*What you will do*: Give back a single number, the count of lines containing the word "data".

══ Records for the task ══

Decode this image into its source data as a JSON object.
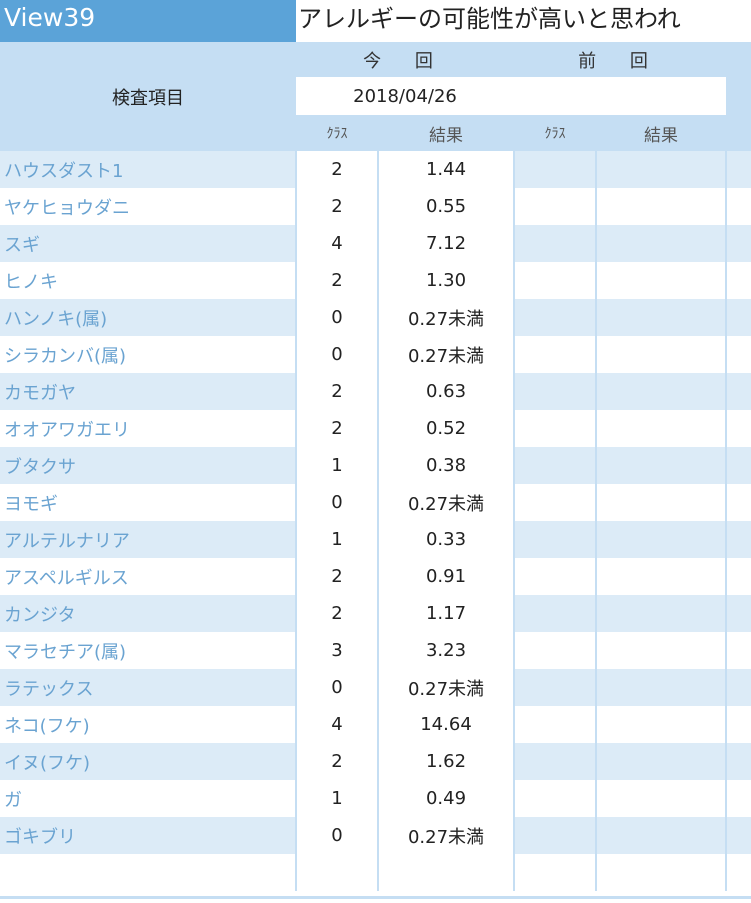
{
  "header": {
    "brand": "View39",
    "title": "アレルギーの可能性が高いと思われ"
  },
  "table": {
    "item_header": "検査項目",
    "current_label": "今 回",
    "previous_label": "前 回",
    "current_date": "2018/04/26",
    "previous_date": "",
    "class_label": "ｸﾗｽ",
    "result_label": "結果",
    "rows": [
      {
        "name": "ハウスダスト1",
        "class": "2",
        "result": "1.44"
      },
      {
        "name": "ヤケヒョウダニ",
        "class": "2",
        "result": "0.55"
      },
      {
        "name": "スギ",
        "class": "4",
        "result": "7.12"
      },
      {
        "name": "ヒノキ",
        "class": "2",
        "result": "1.30"
      },
      {
        "name": "ハンノキ(属)",
        "class": "0",
        "result": "0.27未満"
      },
      {
        "name": "シラカンバ(属)",
        "class": "0",
        "result": "0.27未満"
      },
      {
        "name": "カモガヤ",
        "class": "2",
        "result": "0.63"
      },
      {
        "name": "オオアワガエリ",
        "class": "2",
        "result": "0.52"
      },
      {
        "name": "ブタクサ",
        "class": "1",
        "result": "0.38"
      },
      {
        "name": "ヨモギ",
        "class": "0",
        "result": "0.27未満"
      },
      {
        "name": "アルテルナリア",
        "class": "1",
        "result": "0.33"
      },
      {
        "name": "アスペルギルス",
        "class": "2",
        "result": "0.91"
      },
      {
        "name": "カンジタ",
        "class": "2",
        "result": "1.17"
      },
      {
        "name": "マラセチア(属)",
        "class": "3",
        "result": "3.23"
      },
      {
        "name": "ラテックス",
        "class": "0",
        "result": "0.27未満"
      },
      {
        "name": "ネコ(フケ)",
        "class": "4",
        "result": "14.64"
      },
      {
        "name": "イヌ(フケ)",
        "class": "2",
        "result": "1.62"
      },
      {
        "name": "ガ",
        "class": "1",
        "result": "0.49"
      },
      {
        "name": "ゴキブリ",
        "class": "0",
        "result": "0.27未満"
      },
      {
        "name": "",
        "class": "",
        "result": ""
      }
    ]
  },
  "colors": {
    "brand_bg": "#5ba3d8",
    "header_bg": "#c5def3",
    "row_shade": "#dcebf7",
    "item_text": "#6aa3d1"
  }
}
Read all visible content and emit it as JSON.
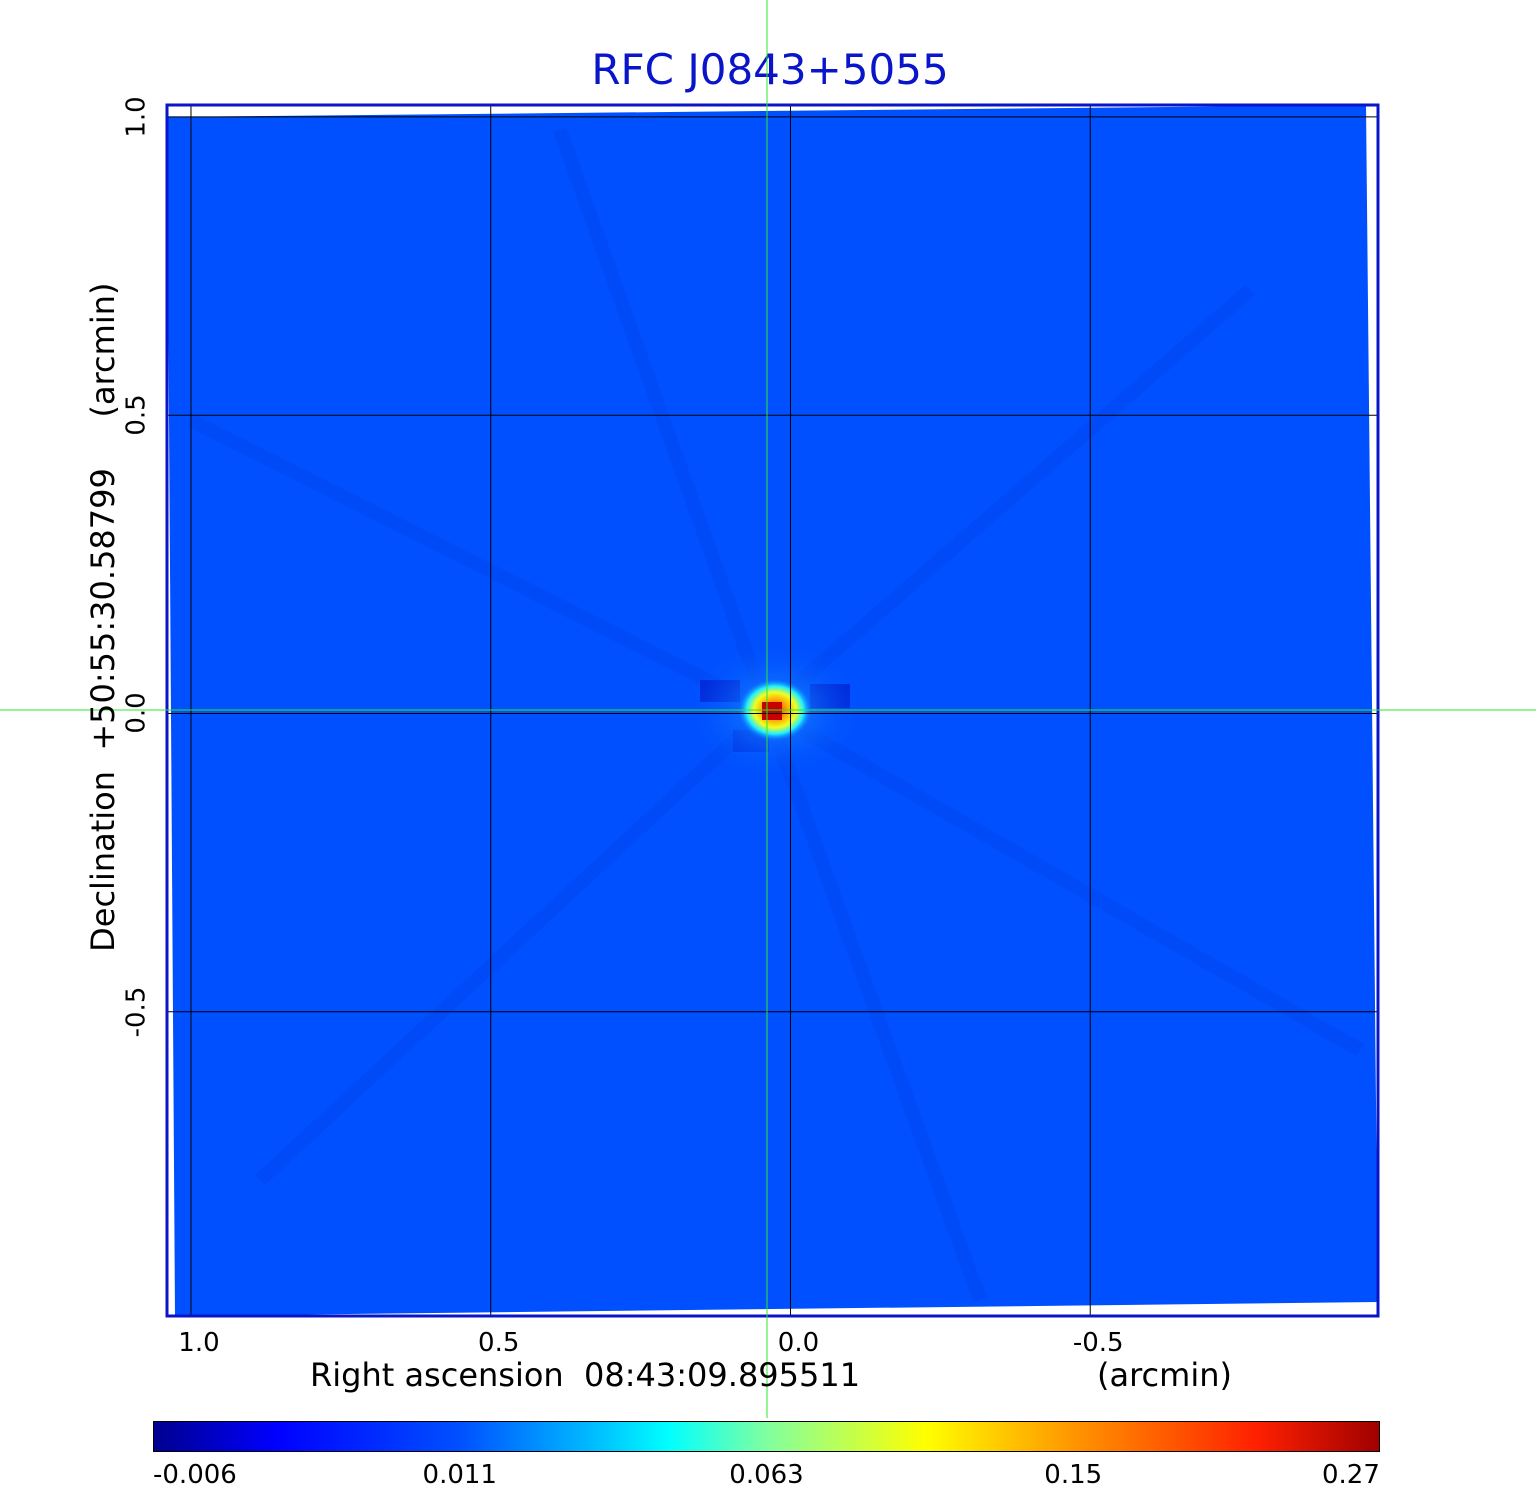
{
  "title": "RFC J0843+5055",
  "x_axis": {
    "label": "Right ascension  08:43:09.895511",
    "unit": "(arcmin)",
    "ticks": [
      "1.0",
      "0.5",
      "0.0",
      "-0.5"
    ],
    "tick_values": [
      1.0,
      0.5,
      0.0,
      -0.5
    ],
    "range": [
      1.04,
      -0.98
    ]
  },
  "y_axis": {
    "label": "Declination  +50:55:30.58799",
    "unit": "(arcmin)",
    "ticks": [
      "1.0",
      "0.5",
      "0.0",
      "-0.5"
    ],
    "tick_values": [
      1.0,
      0.5,
      0.0,
      -0.5
    ],
    "range": [
      -1.01,
      1.02
    ]
  },
  "source_peak": {
    "x": 0.0,
    "y": 0.0
  },
  "colorbar": {
    "ticks": [
      "-0.006",
      "0.011",
      "0.063",
      "0.15",
      "0.27"
    ],
    "colormap": "jet"
  },
  "colors": {
    "background_map": "#0050ff",
    "frame": "#0a14c8",
    "grid": "#000000",
    "crosshair": "#2ee82e",
    "title": "#0a14c8"
  }
}
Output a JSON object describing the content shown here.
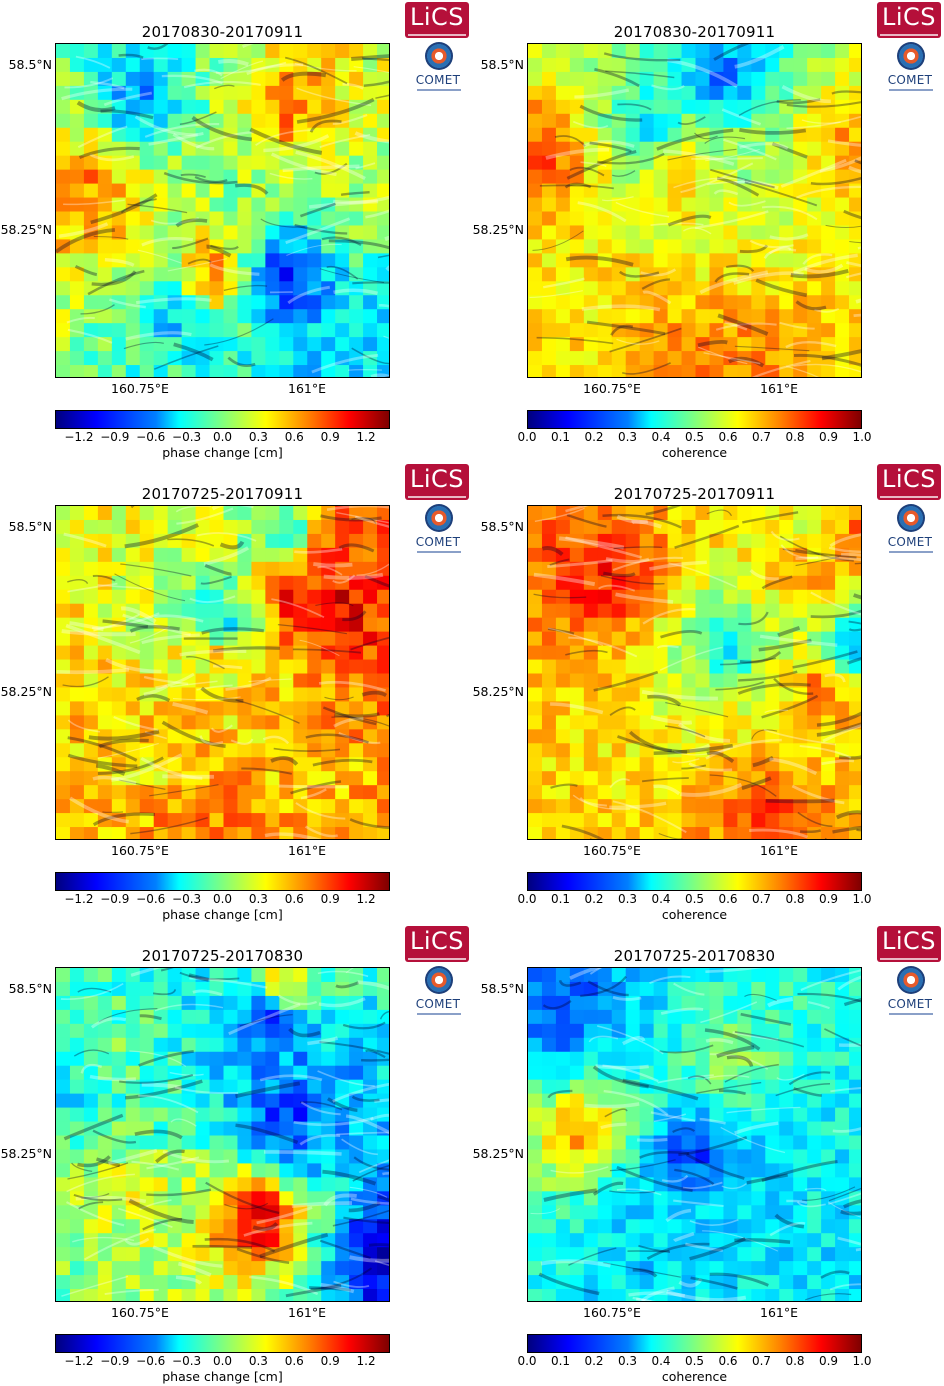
{
  "logos": {
    "lics": "LiCS",
    "comet": "COMET"
  },
  "axes": {
    "lat_labels": [
      "58.5°N",
      "58.25°N"
    ],
    "lon_labels": [
      "160.75°E",
      "161°E"
    ]
  },
  "colorbars": {
    "phase": {
      "label": "phase change [cm]",
      "ticks": [
        "−1.2",
        "−0.9",
        "−0.6",
        "−0.3",
        "0.0",
        "0.3",
        "0.6",
        "0.9",
        "1.2"
      ],
      "range": [
        -1.4,
        1.4
      ]
    },
    "coherence": {
      "label": "coherence",
      "ticks": [
        "0.0",
        "0.1",
        "0.2",
        "0.3",
        "0.4",
        "0.5",
        "0.6",
        "0.7",
        "0.8",
        "0.9",
        "1.0"
      ],
      "range": [
        0.0,
        1.0
      ]
    }
  },
  "panels": [
    {
      "title": "20170830-20170911",
      "kind": "phase"
    },
    {
      "title": "20170830-20170911",
      "kind": "coherence"
    },
    {
      "title": "20170725-20170911",
      "kind": "phase"
    },
    {
      "title": "20170725-20170911",
      "kind": "coherence"
    },
    {
      "title": "20170725-20170830",
      "kind": "phase"
    },
    {
      "title": "20170725-20170830",
      "kind": "coherence"
    }
  ]
}
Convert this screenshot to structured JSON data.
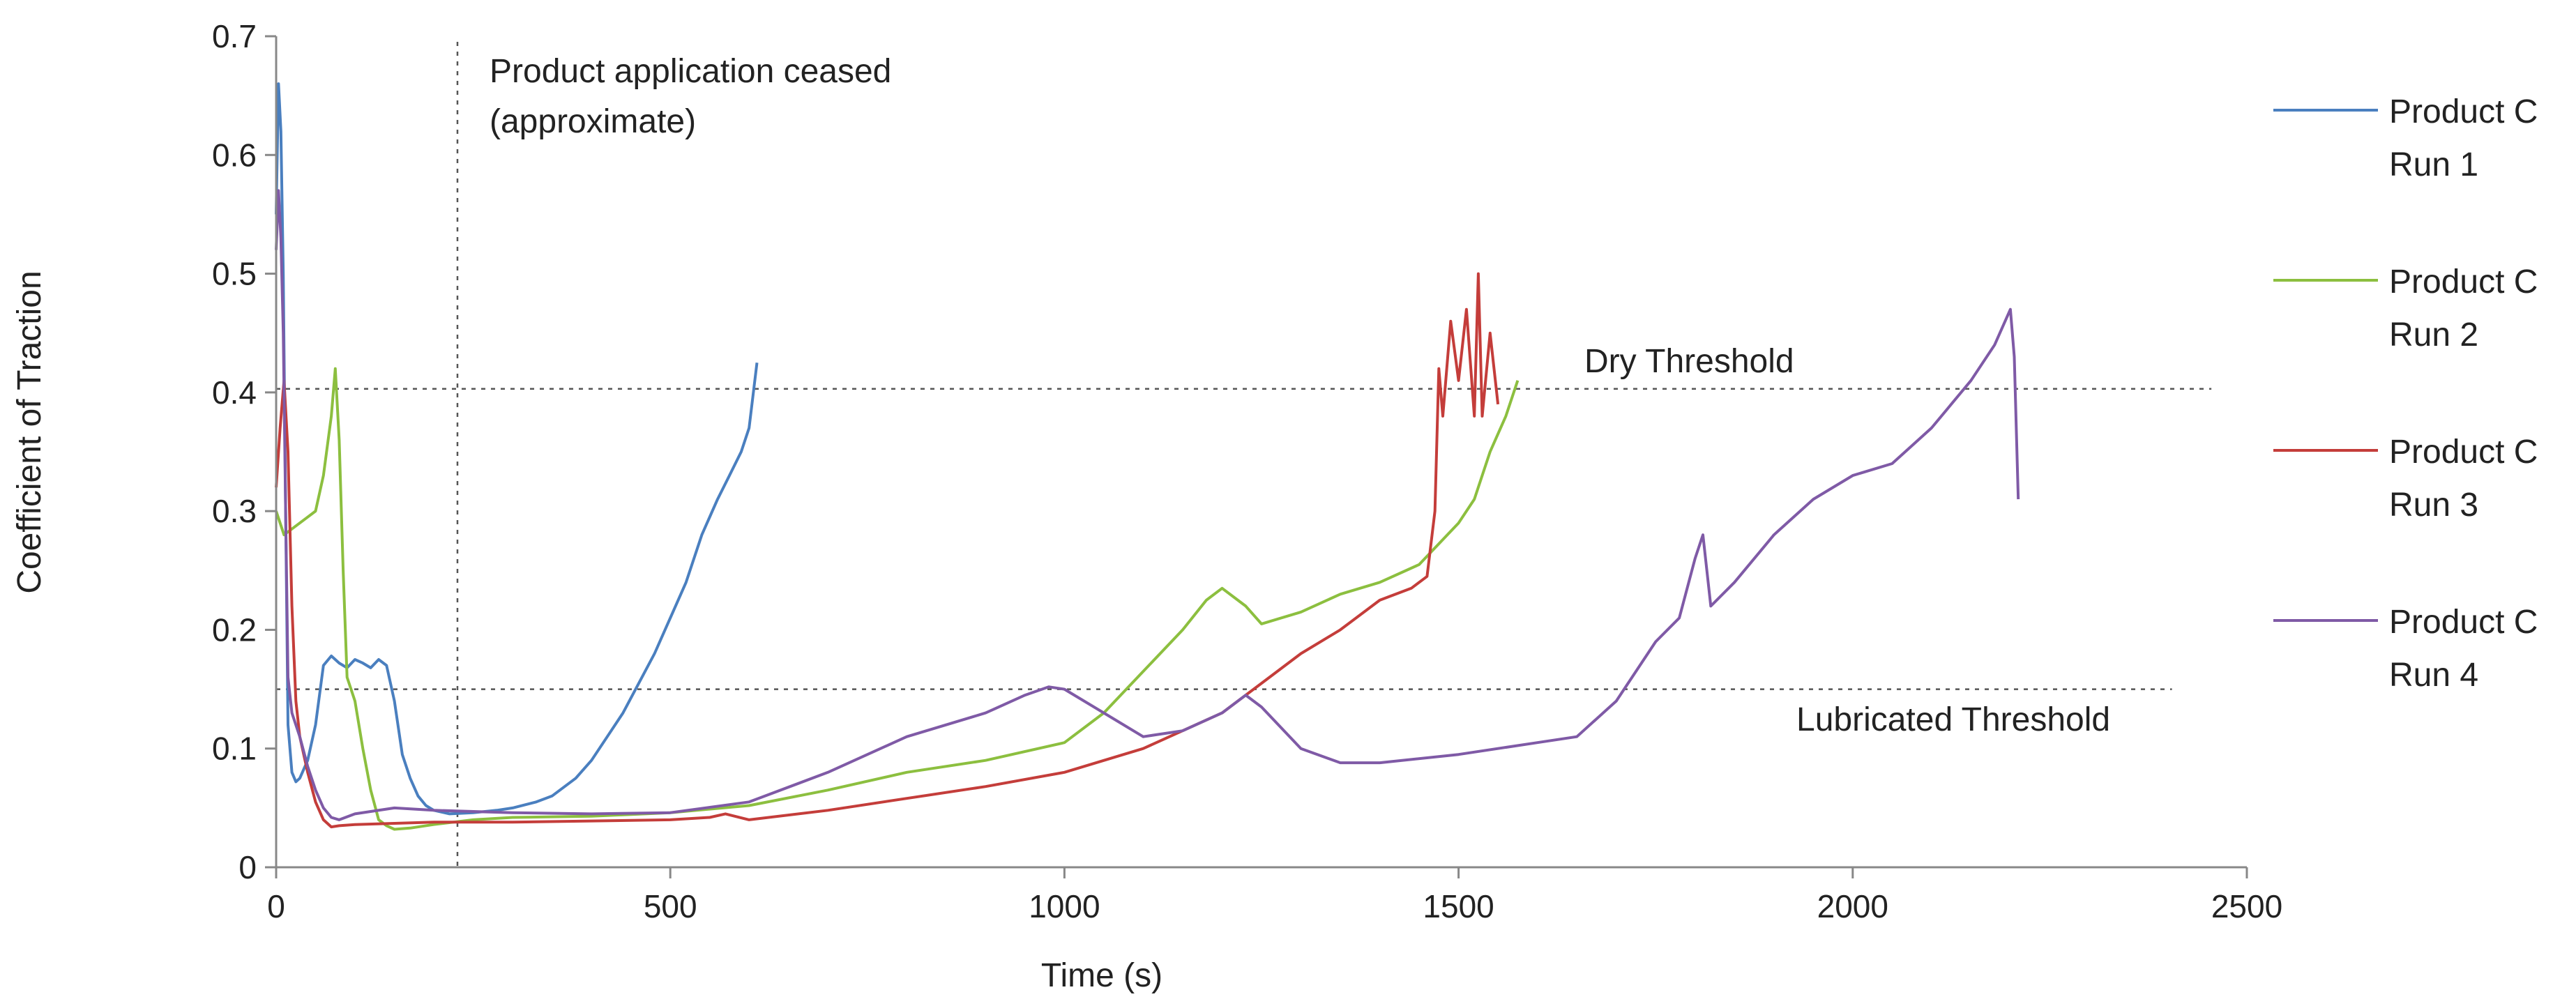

═══

*Answer for this exercise*: 2